## Written exercise
Gather up the lines that contain "this".

## Data to process
"""

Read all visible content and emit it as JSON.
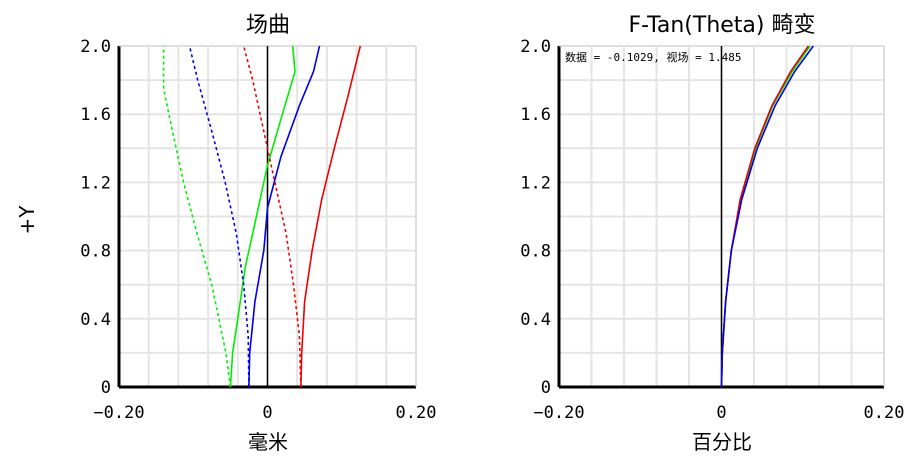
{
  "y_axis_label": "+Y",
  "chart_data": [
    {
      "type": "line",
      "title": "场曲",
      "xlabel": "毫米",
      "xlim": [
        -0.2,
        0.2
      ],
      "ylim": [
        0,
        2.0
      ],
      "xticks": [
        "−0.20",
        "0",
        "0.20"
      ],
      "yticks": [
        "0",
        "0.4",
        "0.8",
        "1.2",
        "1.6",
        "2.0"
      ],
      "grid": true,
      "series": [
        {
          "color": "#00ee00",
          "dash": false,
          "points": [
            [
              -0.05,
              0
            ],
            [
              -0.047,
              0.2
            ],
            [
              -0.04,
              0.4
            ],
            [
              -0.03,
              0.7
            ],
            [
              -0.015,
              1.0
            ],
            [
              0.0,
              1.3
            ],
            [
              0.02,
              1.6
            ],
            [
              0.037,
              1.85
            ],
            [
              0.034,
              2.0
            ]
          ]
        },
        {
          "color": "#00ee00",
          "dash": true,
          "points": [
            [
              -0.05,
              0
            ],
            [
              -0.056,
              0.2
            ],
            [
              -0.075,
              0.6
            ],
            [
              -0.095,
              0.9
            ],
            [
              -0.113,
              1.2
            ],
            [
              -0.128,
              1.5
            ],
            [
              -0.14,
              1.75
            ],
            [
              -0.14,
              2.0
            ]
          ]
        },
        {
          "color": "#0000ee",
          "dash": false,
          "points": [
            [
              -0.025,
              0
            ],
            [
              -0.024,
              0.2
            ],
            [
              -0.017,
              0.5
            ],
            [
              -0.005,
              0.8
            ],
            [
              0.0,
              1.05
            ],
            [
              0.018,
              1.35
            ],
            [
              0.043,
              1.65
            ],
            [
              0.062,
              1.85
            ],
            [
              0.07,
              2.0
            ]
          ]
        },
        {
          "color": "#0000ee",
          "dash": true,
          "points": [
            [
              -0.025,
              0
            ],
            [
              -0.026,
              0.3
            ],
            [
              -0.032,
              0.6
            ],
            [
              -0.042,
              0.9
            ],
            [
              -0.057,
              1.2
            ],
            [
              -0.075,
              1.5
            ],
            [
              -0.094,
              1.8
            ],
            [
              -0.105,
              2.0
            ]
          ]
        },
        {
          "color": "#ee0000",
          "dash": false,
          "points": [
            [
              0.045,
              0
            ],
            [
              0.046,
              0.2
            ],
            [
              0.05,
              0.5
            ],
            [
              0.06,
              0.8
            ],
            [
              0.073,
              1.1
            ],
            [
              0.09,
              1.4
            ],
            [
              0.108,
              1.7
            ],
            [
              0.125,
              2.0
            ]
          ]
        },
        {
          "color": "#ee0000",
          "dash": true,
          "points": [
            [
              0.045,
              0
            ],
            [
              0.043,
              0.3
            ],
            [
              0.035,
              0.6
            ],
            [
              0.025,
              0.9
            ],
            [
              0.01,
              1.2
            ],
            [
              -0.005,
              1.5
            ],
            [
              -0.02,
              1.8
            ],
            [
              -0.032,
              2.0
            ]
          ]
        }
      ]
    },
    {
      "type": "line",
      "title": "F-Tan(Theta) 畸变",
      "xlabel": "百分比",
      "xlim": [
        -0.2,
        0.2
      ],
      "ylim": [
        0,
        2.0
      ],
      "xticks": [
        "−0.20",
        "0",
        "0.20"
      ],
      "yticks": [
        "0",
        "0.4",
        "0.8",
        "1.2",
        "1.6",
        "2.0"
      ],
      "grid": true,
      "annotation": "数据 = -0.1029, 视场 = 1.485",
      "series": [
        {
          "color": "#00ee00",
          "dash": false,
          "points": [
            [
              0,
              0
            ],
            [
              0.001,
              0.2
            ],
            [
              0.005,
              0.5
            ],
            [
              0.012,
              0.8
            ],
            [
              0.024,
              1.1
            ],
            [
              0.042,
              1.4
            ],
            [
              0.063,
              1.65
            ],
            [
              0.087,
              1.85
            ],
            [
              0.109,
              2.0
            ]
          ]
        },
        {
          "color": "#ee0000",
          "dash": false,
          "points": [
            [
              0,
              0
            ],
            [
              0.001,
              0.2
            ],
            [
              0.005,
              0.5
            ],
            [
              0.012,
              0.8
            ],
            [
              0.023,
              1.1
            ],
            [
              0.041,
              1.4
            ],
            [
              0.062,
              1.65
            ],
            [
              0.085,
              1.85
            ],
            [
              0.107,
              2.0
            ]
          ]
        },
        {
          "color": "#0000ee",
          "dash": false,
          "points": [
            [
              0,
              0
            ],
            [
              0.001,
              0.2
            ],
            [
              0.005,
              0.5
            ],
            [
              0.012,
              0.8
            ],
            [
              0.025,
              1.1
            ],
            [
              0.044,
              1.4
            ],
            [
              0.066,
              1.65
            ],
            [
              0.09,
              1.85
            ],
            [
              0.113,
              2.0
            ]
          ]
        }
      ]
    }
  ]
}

"""
"""

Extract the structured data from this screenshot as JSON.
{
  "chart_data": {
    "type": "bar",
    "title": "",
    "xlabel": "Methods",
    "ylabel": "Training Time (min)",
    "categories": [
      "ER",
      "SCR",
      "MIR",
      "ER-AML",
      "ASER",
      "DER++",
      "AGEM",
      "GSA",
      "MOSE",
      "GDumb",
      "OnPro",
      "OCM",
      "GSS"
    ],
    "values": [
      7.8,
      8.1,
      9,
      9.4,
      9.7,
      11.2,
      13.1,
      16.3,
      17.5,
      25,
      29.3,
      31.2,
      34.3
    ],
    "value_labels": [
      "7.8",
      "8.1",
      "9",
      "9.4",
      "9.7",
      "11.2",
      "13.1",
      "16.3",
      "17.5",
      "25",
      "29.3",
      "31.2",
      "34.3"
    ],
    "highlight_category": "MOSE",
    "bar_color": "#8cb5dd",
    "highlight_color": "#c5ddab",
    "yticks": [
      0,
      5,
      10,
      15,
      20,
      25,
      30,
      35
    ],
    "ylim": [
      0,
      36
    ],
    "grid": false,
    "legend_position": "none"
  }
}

"""
"""

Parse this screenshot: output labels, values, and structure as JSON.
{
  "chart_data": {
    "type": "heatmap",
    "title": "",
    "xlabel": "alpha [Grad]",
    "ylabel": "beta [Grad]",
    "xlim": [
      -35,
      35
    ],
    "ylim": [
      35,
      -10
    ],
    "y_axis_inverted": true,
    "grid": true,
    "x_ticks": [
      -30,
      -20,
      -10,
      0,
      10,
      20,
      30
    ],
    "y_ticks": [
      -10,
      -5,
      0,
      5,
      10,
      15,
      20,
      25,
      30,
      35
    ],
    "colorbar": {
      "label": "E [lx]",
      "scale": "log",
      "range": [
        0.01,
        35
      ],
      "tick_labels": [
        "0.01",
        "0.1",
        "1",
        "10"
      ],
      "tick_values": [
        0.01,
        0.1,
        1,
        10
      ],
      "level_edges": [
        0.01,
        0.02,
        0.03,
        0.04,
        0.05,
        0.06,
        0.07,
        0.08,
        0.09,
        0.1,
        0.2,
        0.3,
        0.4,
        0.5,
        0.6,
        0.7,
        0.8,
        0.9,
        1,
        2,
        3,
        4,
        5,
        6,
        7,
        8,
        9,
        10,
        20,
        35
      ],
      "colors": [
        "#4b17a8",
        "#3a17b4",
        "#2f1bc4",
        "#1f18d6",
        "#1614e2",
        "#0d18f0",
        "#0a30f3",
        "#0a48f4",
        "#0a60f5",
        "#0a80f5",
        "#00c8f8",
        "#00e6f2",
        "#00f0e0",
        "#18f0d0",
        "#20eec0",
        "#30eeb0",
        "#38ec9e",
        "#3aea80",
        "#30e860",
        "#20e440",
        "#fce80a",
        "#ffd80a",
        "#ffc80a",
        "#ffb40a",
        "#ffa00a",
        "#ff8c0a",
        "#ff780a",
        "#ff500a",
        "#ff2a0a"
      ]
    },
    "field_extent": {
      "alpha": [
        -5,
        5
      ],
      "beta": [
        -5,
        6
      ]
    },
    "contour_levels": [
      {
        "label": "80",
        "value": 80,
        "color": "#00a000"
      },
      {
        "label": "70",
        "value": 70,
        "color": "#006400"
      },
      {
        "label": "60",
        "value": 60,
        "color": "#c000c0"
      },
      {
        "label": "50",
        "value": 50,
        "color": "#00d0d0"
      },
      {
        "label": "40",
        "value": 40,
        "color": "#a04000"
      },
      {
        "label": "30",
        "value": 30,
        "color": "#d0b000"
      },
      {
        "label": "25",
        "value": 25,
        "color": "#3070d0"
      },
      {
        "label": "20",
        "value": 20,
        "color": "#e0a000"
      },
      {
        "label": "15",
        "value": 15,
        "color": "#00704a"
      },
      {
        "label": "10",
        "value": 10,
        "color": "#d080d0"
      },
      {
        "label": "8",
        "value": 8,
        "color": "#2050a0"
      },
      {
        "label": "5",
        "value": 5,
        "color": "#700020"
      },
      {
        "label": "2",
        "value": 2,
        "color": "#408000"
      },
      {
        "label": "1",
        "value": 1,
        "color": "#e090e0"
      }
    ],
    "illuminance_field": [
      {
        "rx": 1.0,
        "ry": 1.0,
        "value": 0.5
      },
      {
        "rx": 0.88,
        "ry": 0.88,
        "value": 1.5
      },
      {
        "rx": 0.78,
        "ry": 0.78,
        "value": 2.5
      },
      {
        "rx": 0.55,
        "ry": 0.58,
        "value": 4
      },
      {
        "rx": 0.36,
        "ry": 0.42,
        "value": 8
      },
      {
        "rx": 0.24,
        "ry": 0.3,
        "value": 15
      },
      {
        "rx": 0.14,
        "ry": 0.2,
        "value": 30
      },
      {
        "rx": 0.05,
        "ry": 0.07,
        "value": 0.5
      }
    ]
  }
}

"""

## Response to the exercise
Extract the structured data from this screenshot as JSON.
Parse this screenshot: output labels, values, and structure as JSON.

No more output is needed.